WHAT YOU ARE ASKED TO DO: Your answer is a single number: the count of lines that contain the string "chipotle".

====== PROVIDED RECORDS

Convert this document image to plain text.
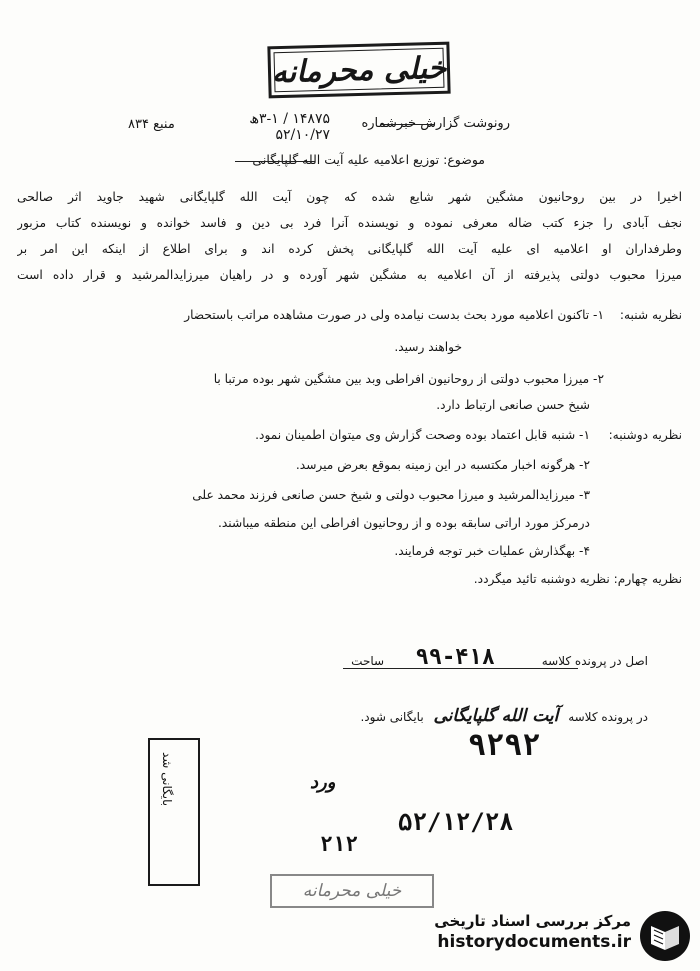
خیلی محرمانه
رونوشت گزارش خبرشماره
۱۴۸۷۵ / ۳-۱ھ
۵۲/۱۰/۲۷
منبع ۸۳۴
موضوع: توزیع اعلامیه علیه آیت الله گلپایگانی
اخیرا در بین روحانیون مشگین شهر شایع شده که چون آیت الله گلپایگانی شهید جاوید اثر صالحی
نجف آبادی را جزء کتب ضاله معرفی نموده و نویسنده آنرا فرد بی دین و فاسد خوانده و نویسنده کتاب مزبور
وطرفداران او اعلامیه ای علیه آیت الله گلپایگانی پخش کرده اند و برای اطلاع از اینکه این امر بر
میرزا محبوب دولتی پذیرفته از آن اعلامیه به مشگین شهر آورده و در راهیان میرزایدالمرشید و قرار داده است
نظریه شنبه:
۱- تاکنون اعلامیه مورد بحث بدست نیامده ولی در صورت مشاهده مراتب باستحضار
خواهند رسید.
۲- میرزا محبوب دولتی از روحانیون افراطی وبد بین مشگین شهر بوده مرتبا با
شیخ حسن صانعی ارتباط دارد.
نظریه دوشنبه:
۱- شنبه قابل اعتماد بوده وصحت گزارش وی میتوان اطمینان نمود.
۲- هرگونه اخبار مکتسبه در این زمینه بموقع بعرض میرسد.
۳- میرزایدالمرشید و میرزا محبوب دولتی و شیخ حسن صانعی فرزند محمد علی
درمرکز مورد اراتی سابقه بوده و از روحانیون افراطی این منطقه میباشند.
۴- بهگذارش عملیات خبر توجه فرمایند.
نظریه چهارم: نظریه دوشنبه تائید میگردد.
اصل در پرونده کلاسه  ساحت	۹۹-۴۱۸
در پرونده کلاسه آیت الله گلپایگانی بایگانی شود.
۹۲۹۲
ورد
۵۲/۱۲/۲۸
۲۱۲
بایگانی شد
خیلی محرمانه
مرکز بررسی اسناد تاریخی
historydocuments.ir
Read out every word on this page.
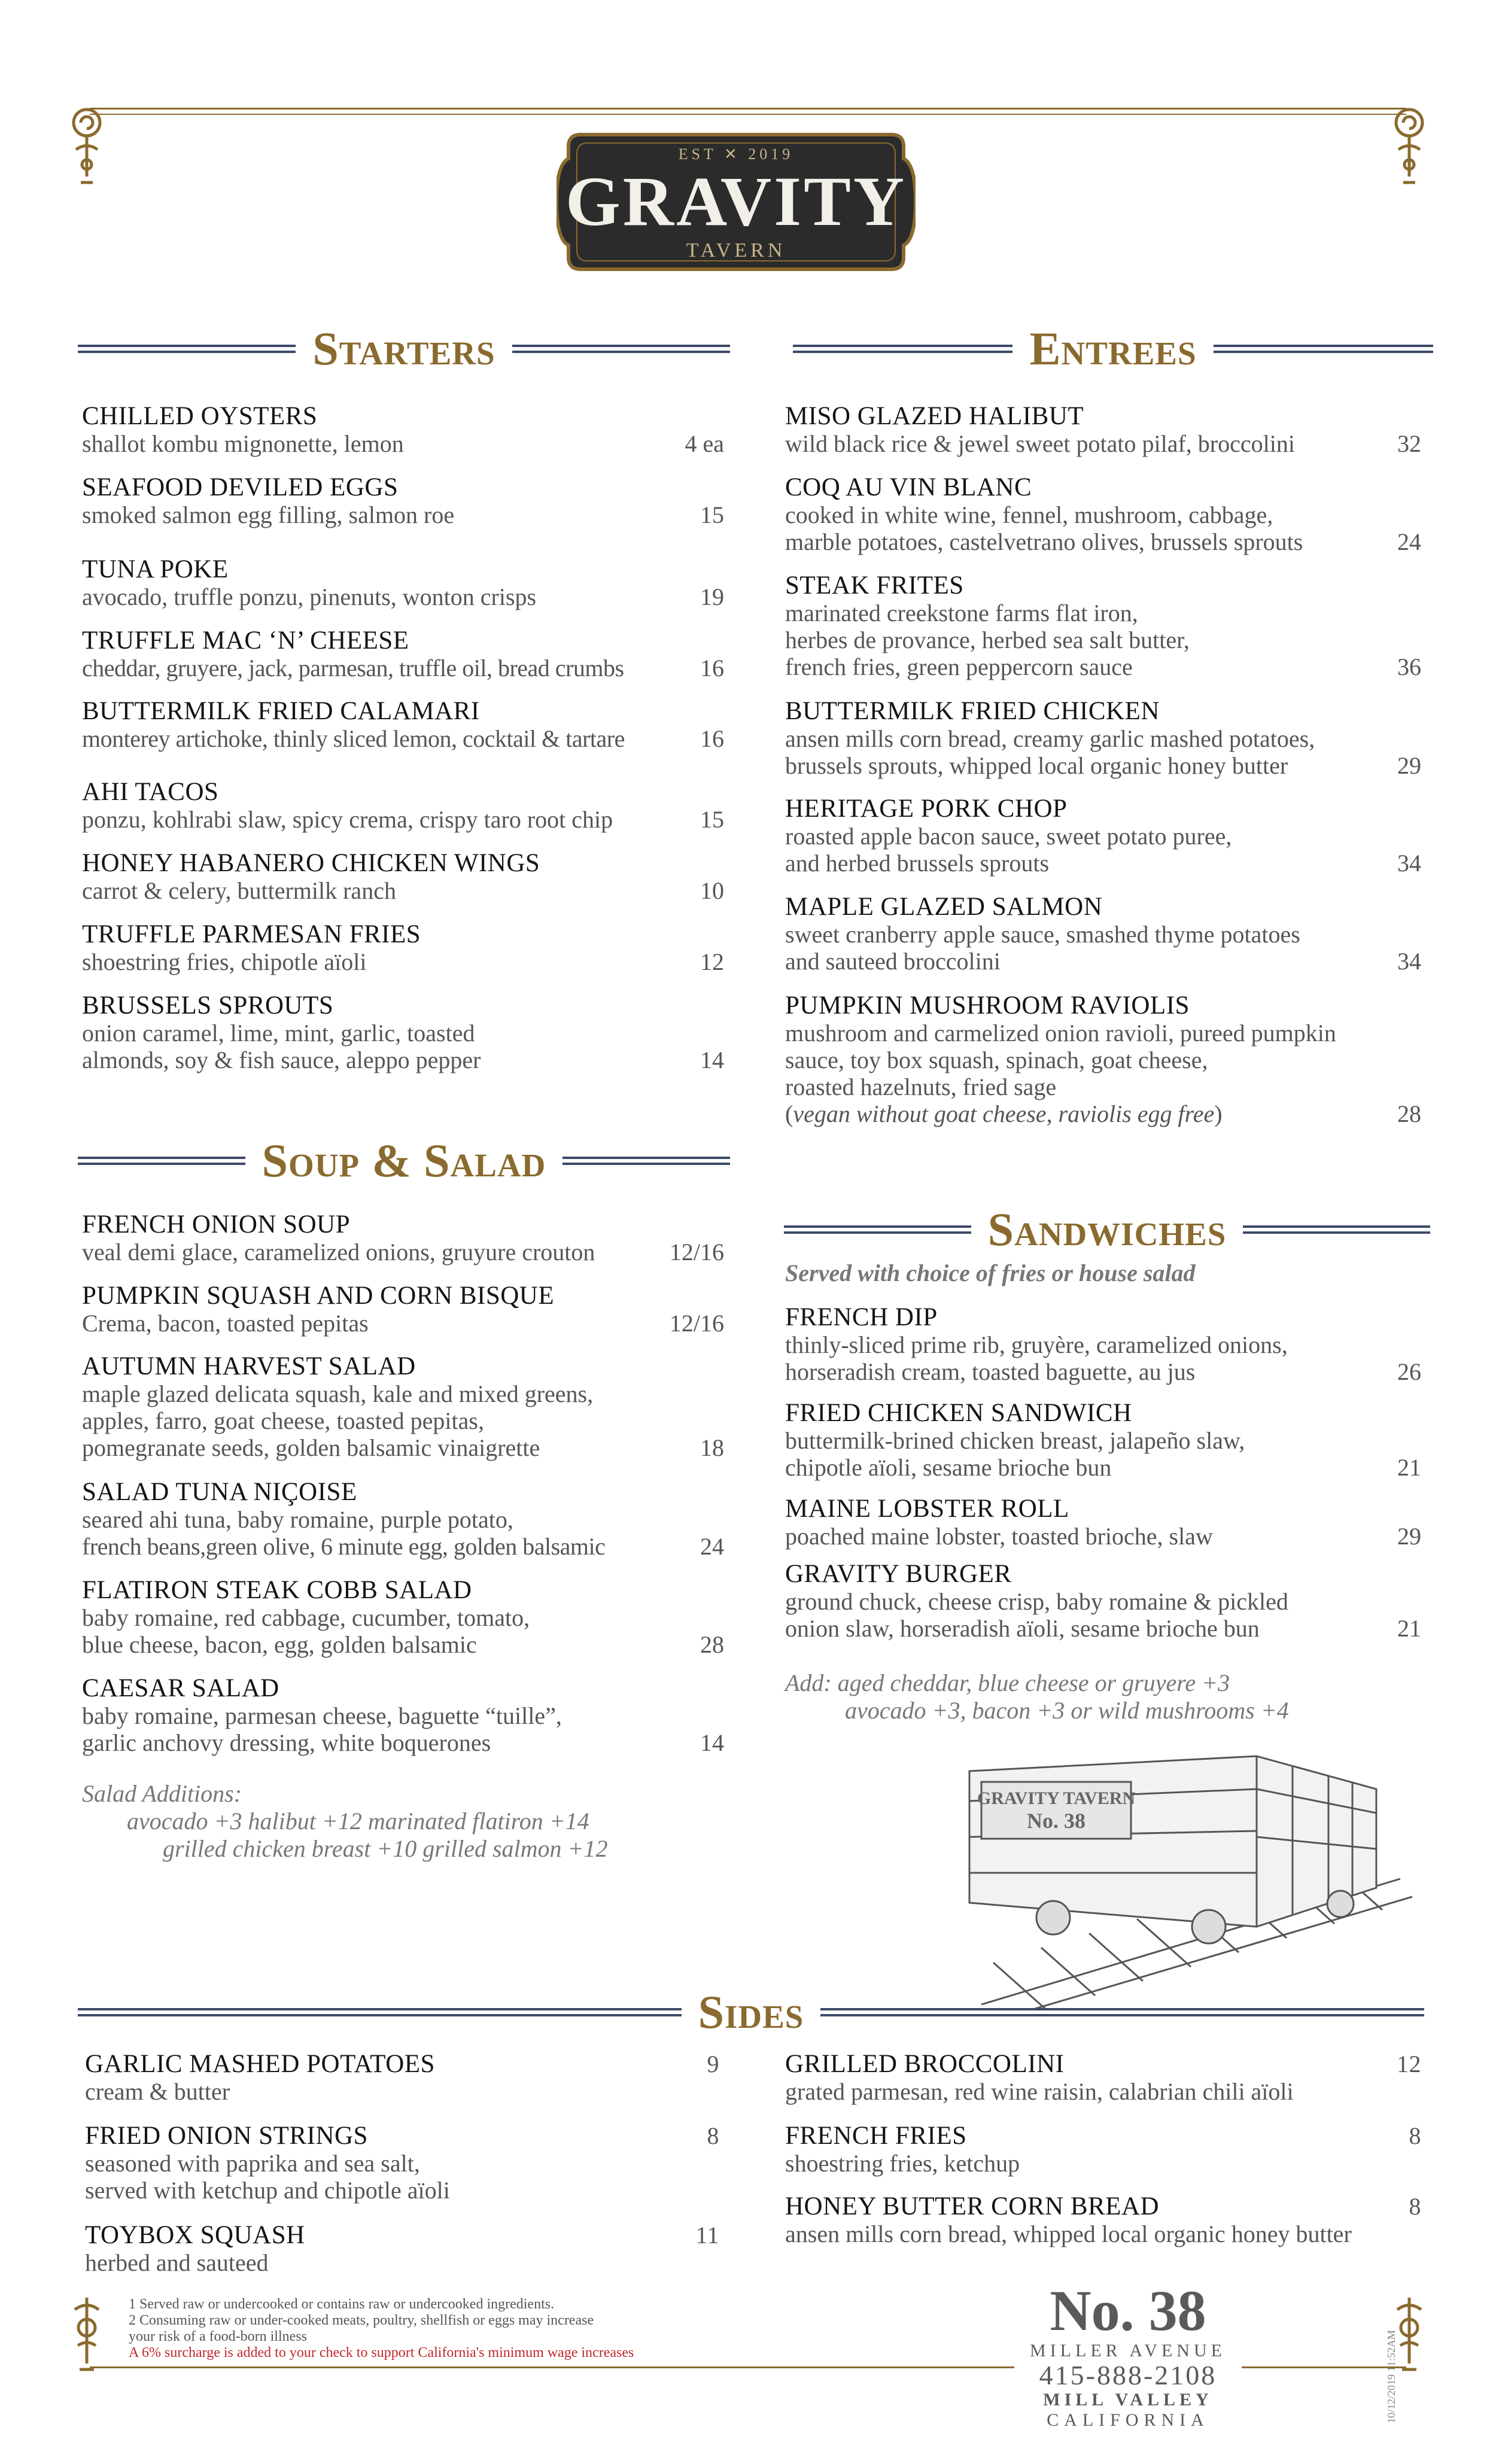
EST ✕ 2019
GRAVITY
TAVERN
Starters	Entrees
CHILLED OYSTERS
shallot kombu mignonette, lemon	4 ea
SEAFOOD DEVILED EGGS
smoked salmon egg filling, salmon roe	15
TUNA POKE
avocado, truffle ponzu, pinenuts, wonton crisps	19
TRUFFLE MAC ‘N’ CHEESE
cheddar, gruyere, jack, parmesan, truffle oil, bread crumbs	16
BUTTERMILK FRIED CALAMARI
monterey artichoke, thinly sliced lemon, cocktail & tartare	16
AHI TACOS
ponzu, kohlrabi slaw, spicy crema, crispy taro root chip	15
HONEY HABANERO CHICKEN WINGS
carrot & celery, buttermilk ranch	10
TRUFFLE PARMESAN FRIES
shoestring fries, chipotle aïoli	12
BRUSSELS SPROUTS
onion caramel, lime, mint, garlic, toasted
almonds, soy & fish sauce, aleppo pepper	14
Soup & Salad
FRENCH ONION SOUP
veal demi glace, caramelized onions, gruyure crouton	12/16
PUMPKIN SQUASH AND CORN BISQUE
Crema, bacon, toasted pepitas	12/16
AUTUMN HARVEST SALAD
maple glazed delicata squash, kale and mixed greens,
apples, farro, goat cheese, toasted pepitas,
pomegranate seeds, golden balsamic vinaigrette	18
SALAD TUNA NIÇOISE
seared ahi tuna, baby romaine, purple potato,
french beans,green olive, 6 minute egg, golden balsamic	24
FLATIRON STEAK COBB SALAD
baby romaine, red cabbage, cucumber, tomato,
blue cheese, bacon, egg, golden balsamic	28
CAESAR SALAD
baby romaine, parmesan cheese, baguette “tuille”,
garlic anchovy dressing, white boquerones	14
Salad Additions:
avocado +3 halibut +12 marinated flatiron +14
grilled chicken breast +10 grilled salmon +12
MISO GLAZED HALIBUT
wild black rice & jewel sweet potato pilaf, broccolini	32
COQ AU VIN BLANC
cooked in white wine, fennel, mushroom, cabbage,
marble potatoes, castelvetrano olives, brussels sprouts	24
STEAK FRITES
marinated creekstone farms flat iron,
herbes de provance, herbed sea salt butter,
french fries, green peppercorn sauce	36
BUTTERMILK FRIED CHICKEN
ansen mills corn bread, creamy garlic mashed potatoes,
brussels sprouts, whipped local organic honey butter	29
HERITAGE PORK CHOP
roasted apple bacon sauce, sweet potato puree,
and herbed brussels sprouts	34
MAPLE GLAZED SALMON
sweet cranberry apple sauce, smashed thyme potatoes
and sauteed broccolini	34
PUMPKIN MUSHROOM RAVIOLIS
mushroom and carmelized onion ravioli, pureed pumpkin
sauce, toy box squash, spinach, goat cheese,
roasted hazelnuts, fried sage
(vegan without goat cheese, raviolis egg free)	28
Sandwiches
Served with choice of fries or house salad
FRENCH DIP
thinly-sliced prime rib, gruyère, caramelized onions,
horseradish cream, toasted baguette, au jus	26
FRIED CHICKEN SANDWICH
buttermilk-brined chicken breast, jalapeño slaw,
chipotle aïoli, sesame brioche bun	21
MAINE LOBSTER ROLL
poached maine lobster, toasted brioche, slaw	29
GRAVITY BURGER
ground chuck, cheese crisp, baby romaine & pickled
onion slaw, horseradish aïoli, sesame brioche bun	21
Add: aged cheddar, blue cheese or gruyere +3
avocado +3, bacon +3 or wild mushrooms +4
GRAVITY TAVERN
No. 38
Sides
GARLIC MASHED POTATOES	9
cream & butter
FRIED ONION STRINGS	8
seasoned with paprika and sea salt,
served with ketchup and chipotle aïoli
TOYBOX SQUASH	11
herbed and sauteed
GRILLED BROCCOLINI	12
grated parmesan, red wine raisin, calabrian chili aïoli
FRENCH FRIES	8
shoestring fries, ketchup
HONEY BUTTER CORN BREAD	8
ansen mills corn bread, whipped local organic honey butter
1 Served raw or undercooked or contains raw or undercooked ingredients.
2 Consuming raw or under-cooked meats, poultry, shellfish or eggs may increase
your risk of a food-born illness
A 6% surcharge is added to your check to support California's minimum wage increases
No. 38
MILLER AVENUE
415-888-2108
MILL VALLEY
CALIFORNIA	10/12/2019 11:52AM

============

RESULT: 3